GOAL: Repeat every entry word for word, skipping the pictures.

# START OF EXERCISE MATERIALS

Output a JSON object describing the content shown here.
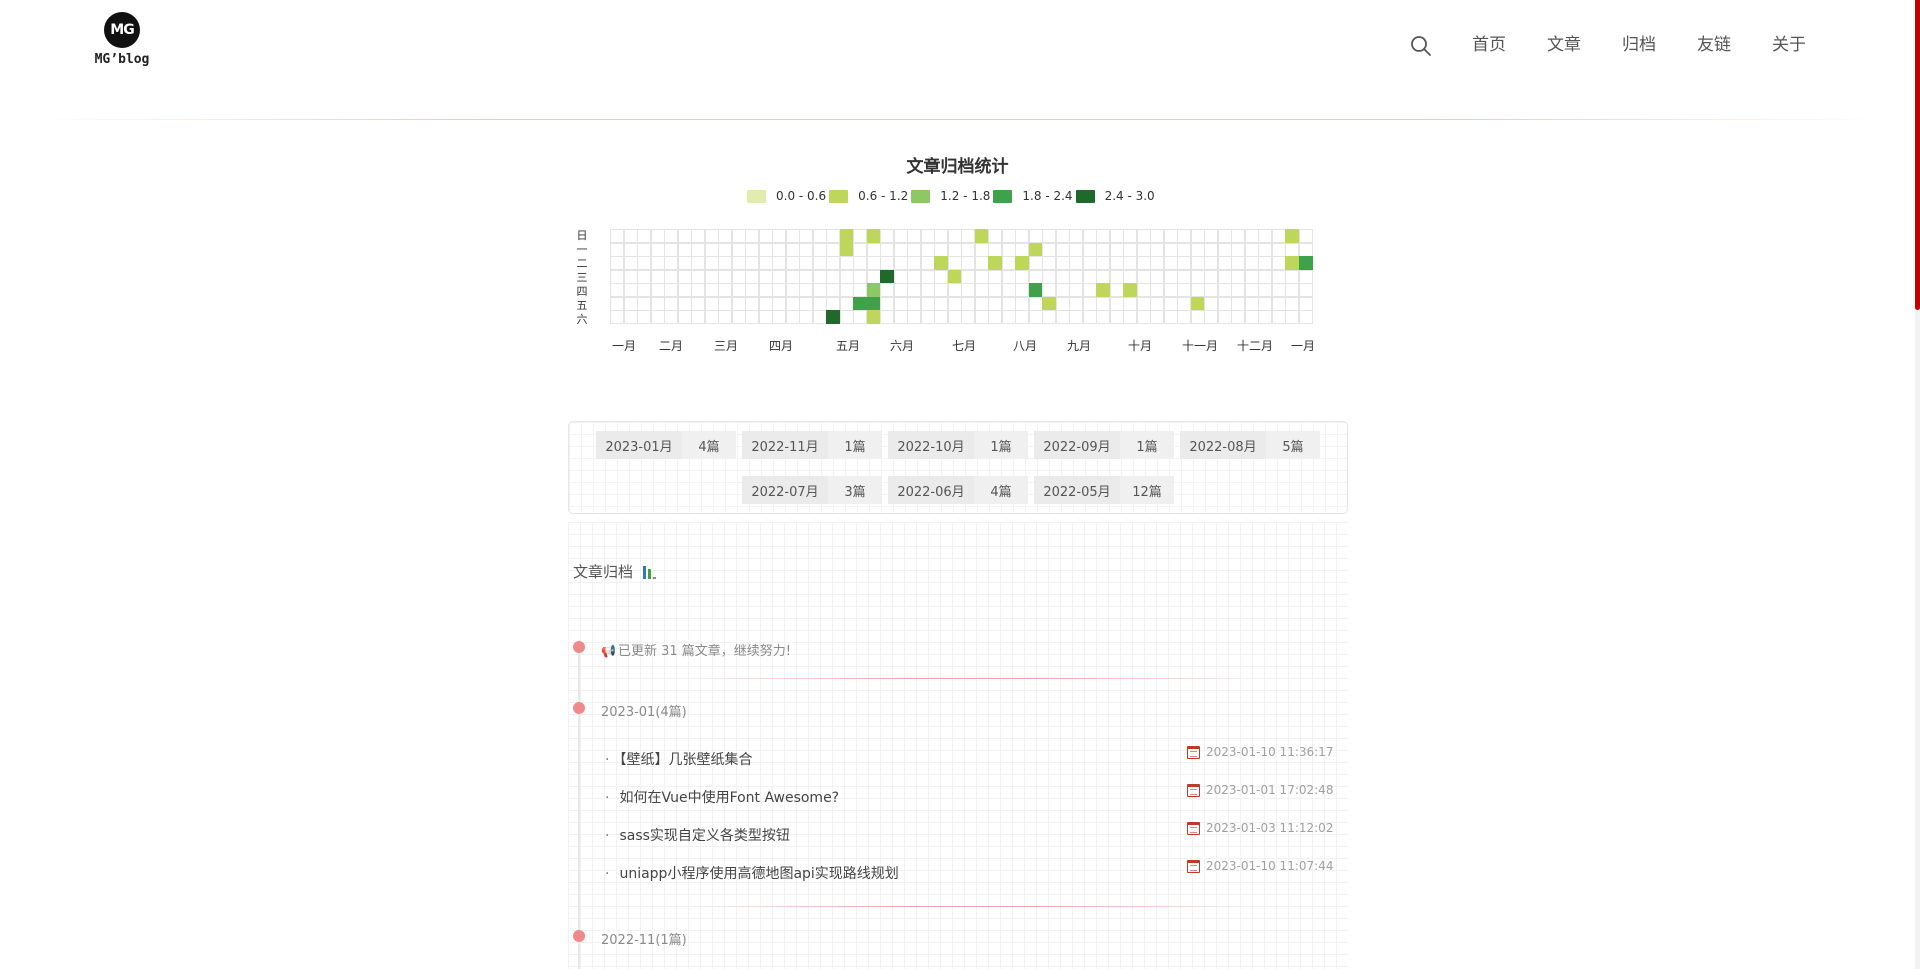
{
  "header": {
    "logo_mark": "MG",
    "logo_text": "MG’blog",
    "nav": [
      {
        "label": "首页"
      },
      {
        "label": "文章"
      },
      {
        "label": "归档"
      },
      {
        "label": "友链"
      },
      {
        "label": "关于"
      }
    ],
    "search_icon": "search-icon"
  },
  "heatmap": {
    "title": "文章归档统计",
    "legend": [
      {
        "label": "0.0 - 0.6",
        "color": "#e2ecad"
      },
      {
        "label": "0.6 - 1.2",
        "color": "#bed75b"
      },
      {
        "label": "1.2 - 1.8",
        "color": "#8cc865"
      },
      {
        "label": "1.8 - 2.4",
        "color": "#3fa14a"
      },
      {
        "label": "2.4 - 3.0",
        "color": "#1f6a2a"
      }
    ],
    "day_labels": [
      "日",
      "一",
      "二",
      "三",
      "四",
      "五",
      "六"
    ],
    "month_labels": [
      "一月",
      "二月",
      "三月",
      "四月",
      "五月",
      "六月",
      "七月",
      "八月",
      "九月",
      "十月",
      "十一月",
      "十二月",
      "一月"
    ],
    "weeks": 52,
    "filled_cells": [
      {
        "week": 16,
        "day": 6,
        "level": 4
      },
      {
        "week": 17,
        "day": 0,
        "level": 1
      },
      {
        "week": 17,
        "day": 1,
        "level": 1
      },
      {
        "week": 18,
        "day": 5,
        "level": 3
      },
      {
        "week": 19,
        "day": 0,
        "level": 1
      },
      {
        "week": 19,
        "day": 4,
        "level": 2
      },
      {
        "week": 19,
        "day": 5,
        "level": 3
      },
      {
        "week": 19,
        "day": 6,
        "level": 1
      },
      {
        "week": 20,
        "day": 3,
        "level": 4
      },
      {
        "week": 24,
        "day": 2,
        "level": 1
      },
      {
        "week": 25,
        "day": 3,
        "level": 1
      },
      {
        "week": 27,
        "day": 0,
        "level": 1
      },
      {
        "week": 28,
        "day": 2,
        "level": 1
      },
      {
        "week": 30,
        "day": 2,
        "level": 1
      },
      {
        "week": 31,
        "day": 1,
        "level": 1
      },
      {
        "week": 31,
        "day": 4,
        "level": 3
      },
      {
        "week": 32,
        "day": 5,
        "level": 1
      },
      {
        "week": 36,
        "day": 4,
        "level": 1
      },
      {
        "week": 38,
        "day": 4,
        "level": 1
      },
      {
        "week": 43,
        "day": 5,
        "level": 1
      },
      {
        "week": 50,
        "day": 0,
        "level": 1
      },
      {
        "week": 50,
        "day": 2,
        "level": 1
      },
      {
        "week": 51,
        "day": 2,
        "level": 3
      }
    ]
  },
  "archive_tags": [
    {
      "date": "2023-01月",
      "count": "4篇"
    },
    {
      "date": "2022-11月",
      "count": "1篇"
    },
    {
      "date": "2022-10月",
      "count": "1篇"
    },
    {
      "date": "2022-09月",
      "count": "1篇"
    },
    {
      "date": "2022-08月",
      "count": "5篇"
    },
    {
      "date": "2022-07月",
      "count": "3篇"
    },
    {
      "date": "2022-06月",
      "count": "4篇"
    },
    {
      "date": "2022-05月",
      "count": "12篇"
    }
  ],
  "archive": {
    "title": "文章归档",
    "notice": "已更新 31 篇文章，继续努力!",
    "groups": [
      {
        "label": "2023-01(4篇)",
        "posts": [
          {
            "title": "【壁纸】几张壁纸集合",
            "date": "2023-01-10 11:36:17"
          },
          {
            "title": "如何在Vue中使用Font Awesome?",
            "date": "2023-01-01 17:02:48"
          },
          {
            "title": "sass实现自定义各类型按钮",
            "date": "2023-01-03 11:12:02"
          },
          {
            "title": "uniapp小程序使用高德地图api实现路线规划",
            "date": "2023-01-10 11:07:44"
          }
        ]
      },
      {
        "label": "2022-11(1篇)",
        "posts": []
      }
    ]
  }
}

# END OF EXERCISE MATERIALS

EXERCISE OUTPUT:
Output a JSON object describing the content shown here.
{
  "header": {
    "logo_mark": "MG",
    "logo_text": "MG’blog",
    "nav": [
      {
        "label": "首页"
      },
      {
        "label": "文章"
      },
      {
        "label": "归档"
      },
      {
        "label": "友链"
      },
      {
        "label": "关于"
      }
    ],
    "search_icon": "search-icon"
  },
  "heatmap": {
    "title": "文章归档统计",
    "legend": [
      {
        "label": "0.0 - 0.6",
        "color": "#e2ecad"
      },
      {
        "label": "0.6 - 1.2",
        "color": "#bed75b"
      },
      {
        "label": "1.2 - 1.8",
        "color": "#8cc865"
      },
      {
        "label": "1.8 - 2.4",
        "color": "#3fa14a"
      },
      {
        "label": "2.4 - 3.0",
        "color": "#1f6a2a"
      }
    ],
    "day_labels": [
      "日",
      "一",
      "二",
      "三",
      "四",
      "五",
      "六"
    ],
    "month_labels": [
      "一月",
      "二月",
      "三月",
      "四月",
      "五月",
      "六月",
      "七月",
      "八月",
      "九月",
      "十月",
      "十一月",
      "十二月",
      "一月"
    ],
    "weeks": 52,
    "filled_cells": [
      {
        "week": 16,
        "day": 6,
        "level": 4
      },
      {
        "week": 17,
        "day": 0,
        "level": 1
      },
      {
        "week": 17,
        "day": 1,
        "level": 1
      },
      {
        "week": 18,
        "day": 5,
        "level": 3
      },
      {
        "week": 19,
        "day": 0,
        "level": 1
      },
      {
        "week": 19,
        "day": 4,
        "level": 2
      },
      {
        "week": 19,
        "day": 5,
        "level": 3
      },
      {
        "week": 19,
        "day": 6,
        "level": 1
      },
      {
        "week": 20,
        "day": 3,
        "level": 4
      },
      {
        "week": 24,
        "day": 2,
        "level": 1
      },
      {
        "week": 25,
        "day": 3,
        "level": 1
      },
      {
        "week": 27,
        "day": 0,
        "level": 1
      },
      {
        "week": 28,
        "day": 2,
        "level": 1
      },
      {
        "week": 30,
        "day": 2,
        "level": 1
      },
      {
        "week": 31,
        "day": 1,
        "level": 1
      },
      {
        "week": 31,
        "day": 4,
        "level": 3
      },
      {
        "week": 32,
        "day": 5,
        "level": 1
      },
      {
        "week": 36,
        "day": 4,
        "level": 1
      },
      {
        "week": 38,
        "day": 4,
        "level": 1
      },
      {
        "week": 43,
        "day": 5,
        "level": 1
      },
      {
        "week": 50,
        "day": 0,
        "level": 1
      },
      {
        "week": 50,
        "day": 2,
        "level": 1
      },
      {
        "week": 51,
        "day": 2,
        "level": 3
      }
    ]
  },
  "archive_tags": [
    {
      "date": "2023-01月",
      "count": "4篇"
    },
    {
      "date": "2022-11月",
      "count": "1篇"
    },
    {
      "date": "2022-10月",
      "count": "1篇"
    },
    {
      "date": "2022-09月",
      "count": "1篇"
    },
    {
      "date": "2022-08月",
      "count": "5篇"
    },
    {
      "date": "2022-07月",
      "count": "3篇"
    },
    {
      "date": "2022-06月",
      "count": "4篇"
    },
    {
      "date": "2022-05月",
      "count": "12篇"
    }
  ],
  "archive": {
    "title": "文章归档",
    "notice": "已更新 31 篇文章，继续努力!",
    "groups": [
      {
        "label": "2023-01(4篇)",
        "posts": [
          {
            "title": "【壁纸】几张壁纸集合",
            "date": "2023-01-10 11:36:17"
          },
          {
            "title": "如何在Vue中使用Font Awesome?",
            "date": "2023-01-01 17:02:48"
          },
          {
            "title": "sass实现自定义各类型按钮",
            "date": "2023-01-03 11:12:02"
          },
          {
            "title": "uniapp小程序使用高德地图api实现路线规划",
            "date": "2023-01-10 11:07:44"
          }
        ]
      },
      {
        "label": "2022-11(1篇)",
        "posts": []
      }
    ]
  }
}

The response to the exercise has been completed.